> _Provided entries_:
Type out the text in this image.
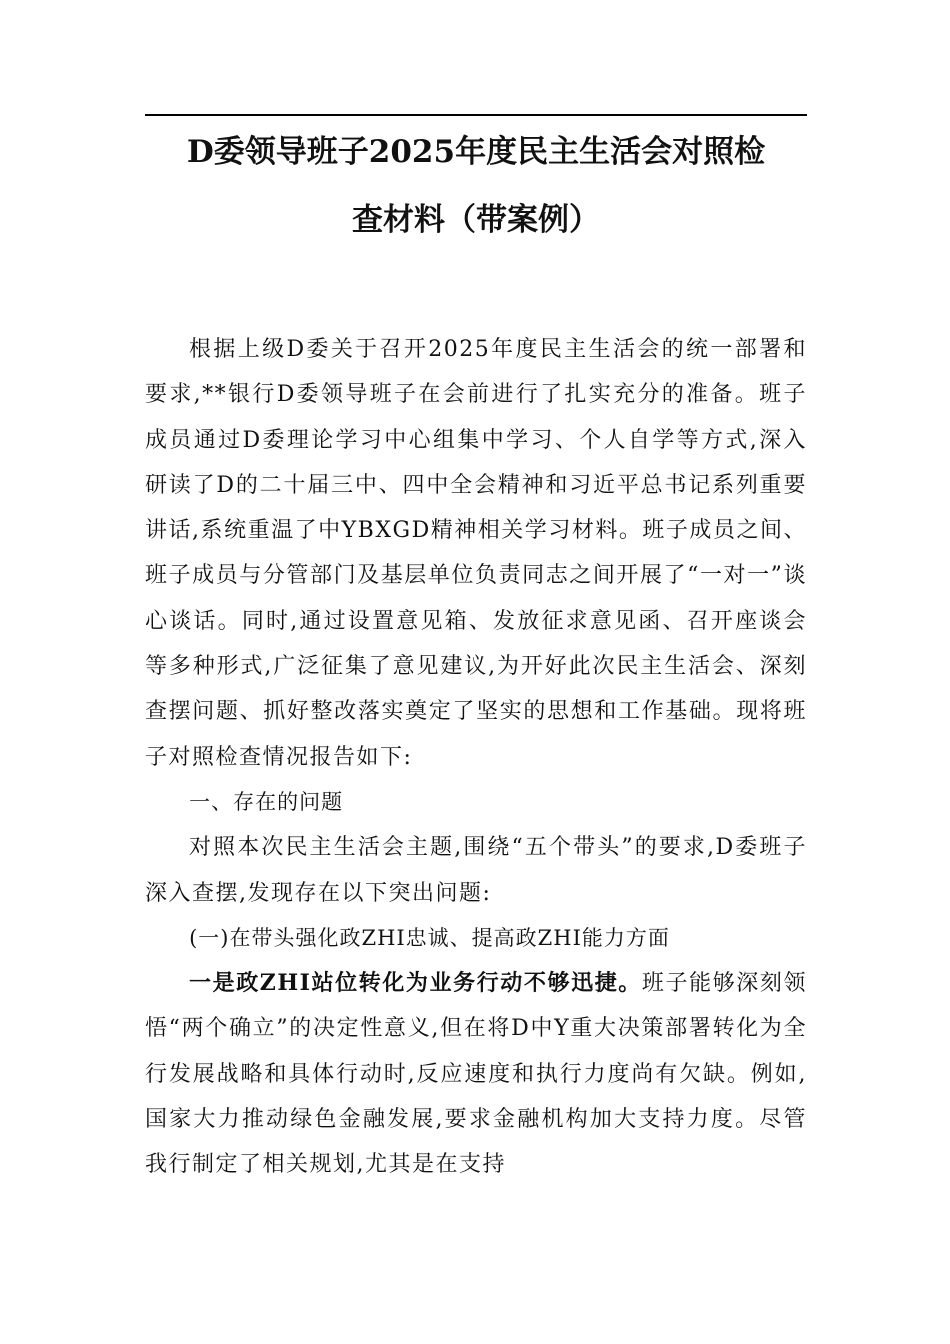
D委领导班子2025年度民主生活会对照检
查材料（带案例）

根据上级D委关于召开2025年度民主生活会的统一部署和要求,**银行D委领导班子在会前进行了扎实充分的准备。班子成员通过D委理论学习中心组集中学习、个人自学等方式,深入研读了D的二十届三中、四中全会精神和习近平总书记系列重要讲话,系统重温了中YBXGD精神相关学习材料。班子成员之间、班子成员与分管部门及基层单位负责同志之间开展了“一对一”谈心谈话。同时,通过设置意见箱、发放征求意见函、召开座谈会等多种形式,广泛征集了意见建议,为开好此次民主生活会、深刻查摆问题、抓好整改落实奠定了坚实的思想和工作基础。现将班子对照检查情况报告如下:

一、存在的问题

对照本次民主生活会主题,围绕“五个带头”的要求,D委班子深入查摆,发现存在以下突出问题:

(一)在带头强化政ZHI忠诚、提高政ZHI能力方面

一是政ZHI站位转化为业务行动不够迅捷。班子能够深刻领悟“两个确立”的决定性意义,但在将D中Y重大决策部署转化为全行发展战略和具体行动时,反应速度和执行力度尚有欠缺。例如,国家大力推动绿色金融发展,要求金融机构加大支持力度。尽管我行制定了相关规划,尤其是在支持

==

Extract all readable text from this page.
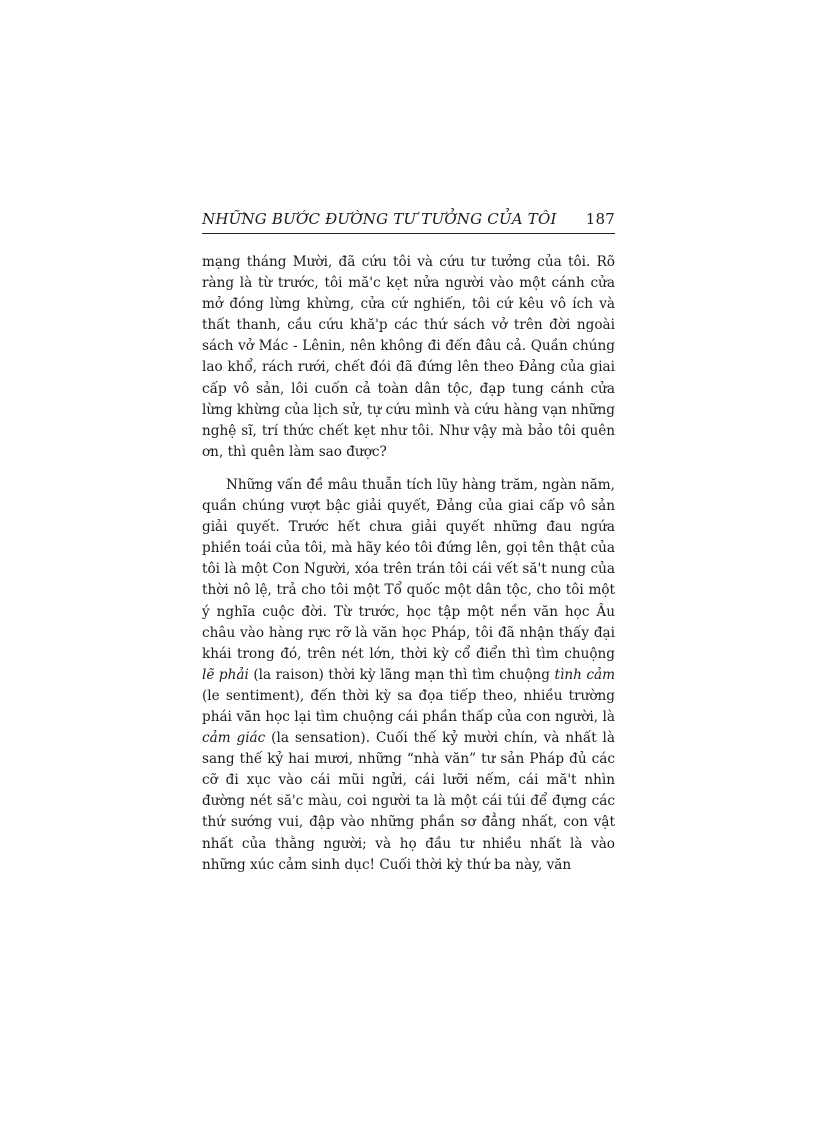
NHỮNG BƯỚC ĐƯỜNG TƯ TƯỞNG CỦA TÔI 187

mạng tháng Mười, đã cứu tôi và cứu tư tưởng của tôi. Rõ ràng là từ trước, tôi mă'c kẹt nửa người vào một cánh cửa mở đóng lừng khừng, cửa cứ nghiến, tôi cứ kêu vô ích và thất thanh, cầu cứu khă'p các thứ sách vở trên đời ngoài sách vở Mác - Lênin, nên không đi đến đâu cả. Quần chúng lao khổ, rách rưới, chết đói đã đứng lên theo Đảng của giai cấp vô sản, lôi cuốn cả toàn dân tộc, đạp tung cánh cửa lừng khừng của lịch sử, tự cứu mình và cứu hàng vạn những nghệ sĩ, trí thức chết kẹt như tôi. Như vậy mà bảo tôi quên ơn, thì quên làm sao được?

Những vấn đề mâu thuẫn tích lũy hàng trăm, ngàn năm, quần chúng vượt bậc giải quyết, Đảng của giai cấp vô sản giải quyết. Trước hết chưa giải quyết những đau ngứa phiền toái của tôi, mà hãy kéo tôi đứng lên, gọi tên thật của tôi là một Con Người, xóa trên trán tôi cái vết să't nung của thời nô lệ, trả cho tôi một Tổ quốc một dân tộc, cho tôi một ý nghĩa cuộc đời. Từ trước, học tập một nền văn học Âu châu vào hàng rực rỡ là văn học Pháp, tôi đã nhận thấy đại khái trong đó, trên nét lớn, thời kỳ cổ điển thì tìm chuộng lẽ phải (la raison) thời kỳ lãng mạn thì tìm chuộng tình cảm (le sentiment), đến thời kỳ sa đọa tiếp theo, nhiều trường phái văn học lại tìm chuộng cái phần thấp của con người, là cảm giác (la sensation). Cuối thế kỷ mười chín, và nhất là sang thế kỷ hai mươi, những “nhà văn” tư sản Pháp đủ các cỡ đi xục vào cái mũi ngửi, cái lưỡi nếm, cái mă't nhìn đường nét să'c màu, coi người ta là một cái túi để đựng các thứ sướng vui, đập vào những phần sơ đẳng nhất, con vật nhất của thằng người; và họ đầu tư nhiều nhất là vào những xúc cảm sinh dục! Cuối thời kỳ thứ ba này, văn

* * *

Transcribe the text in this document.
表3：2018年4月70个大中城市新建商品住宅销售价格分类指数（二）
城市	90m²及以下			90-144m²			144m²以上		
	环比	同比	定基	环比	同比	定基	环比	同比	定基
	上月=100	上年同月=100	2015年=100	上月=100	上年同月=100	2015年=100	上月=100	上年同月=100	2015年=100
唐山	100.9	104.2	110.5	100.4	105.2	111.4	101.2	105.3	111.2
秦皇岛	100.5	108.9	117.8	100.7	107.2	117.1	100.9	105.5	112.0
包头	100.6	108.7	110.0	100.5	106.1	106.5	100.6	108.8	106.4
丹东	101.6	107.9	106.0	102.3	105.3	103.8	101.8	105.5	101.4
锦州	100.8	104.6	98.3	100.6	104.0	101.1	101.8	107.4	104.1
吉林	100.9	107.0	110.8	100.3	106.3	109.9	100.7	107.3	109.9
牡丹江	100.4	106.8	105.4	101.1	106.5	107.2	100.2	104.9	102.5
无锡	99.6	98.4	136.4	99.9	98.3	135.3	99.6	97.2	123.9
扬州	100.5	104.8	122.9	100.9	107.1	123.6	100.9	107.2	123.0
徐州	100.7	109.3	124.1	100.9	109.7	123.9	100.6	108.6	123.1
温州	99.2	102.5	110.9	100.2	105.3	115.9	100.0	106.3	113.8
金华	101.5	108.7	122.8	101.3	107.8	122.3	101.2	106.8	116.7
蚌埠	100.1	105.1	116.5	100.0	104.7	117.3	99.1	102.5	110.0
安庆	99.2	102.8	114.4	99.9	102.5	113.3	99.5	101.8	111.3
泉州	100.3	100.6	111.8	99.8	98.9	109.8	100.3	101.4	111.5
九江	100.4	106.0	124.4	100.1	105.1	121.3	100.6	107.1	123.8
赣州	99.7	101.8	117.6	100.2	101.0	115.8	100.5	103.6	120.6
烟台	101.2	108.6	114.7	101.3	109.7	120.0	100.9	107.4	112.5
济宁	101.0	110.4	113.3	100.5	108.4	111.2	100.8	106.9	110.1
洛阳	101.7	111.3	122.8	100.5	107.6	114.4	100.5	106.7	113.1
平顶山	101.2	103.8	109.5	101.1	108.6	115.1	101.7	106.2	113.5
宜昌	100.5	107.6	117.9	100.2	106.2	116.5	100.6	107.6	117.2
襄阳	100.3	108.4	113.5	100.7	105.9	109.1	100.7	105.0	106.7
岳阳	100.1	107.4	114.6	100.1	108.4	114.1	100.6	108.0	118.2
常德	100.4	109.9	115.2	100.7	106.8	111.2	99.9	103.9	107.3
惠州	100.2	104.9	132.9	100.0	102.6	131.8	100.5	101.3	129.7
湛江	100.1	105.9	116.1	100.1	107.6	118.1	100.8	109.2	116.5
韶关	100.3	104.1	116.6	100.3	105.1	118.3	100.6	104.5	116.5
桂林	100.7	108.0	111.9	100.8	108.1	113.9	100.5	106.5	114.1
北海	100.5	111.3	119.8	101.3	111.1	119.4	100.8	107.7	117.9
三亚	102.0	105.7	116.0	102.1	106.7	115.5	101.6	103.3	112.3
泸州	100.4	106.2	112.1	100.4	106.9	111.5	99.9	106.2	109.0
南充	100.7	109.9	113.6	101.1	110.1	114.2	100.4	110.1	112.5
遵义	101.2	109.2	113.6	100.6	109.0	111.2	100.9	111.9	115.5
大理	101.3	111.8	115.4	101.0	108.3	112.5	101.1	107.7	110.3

> _Request_: Looking at the records above, count the lines where the word "this" appears. State only the number.

> _Full answer_: 3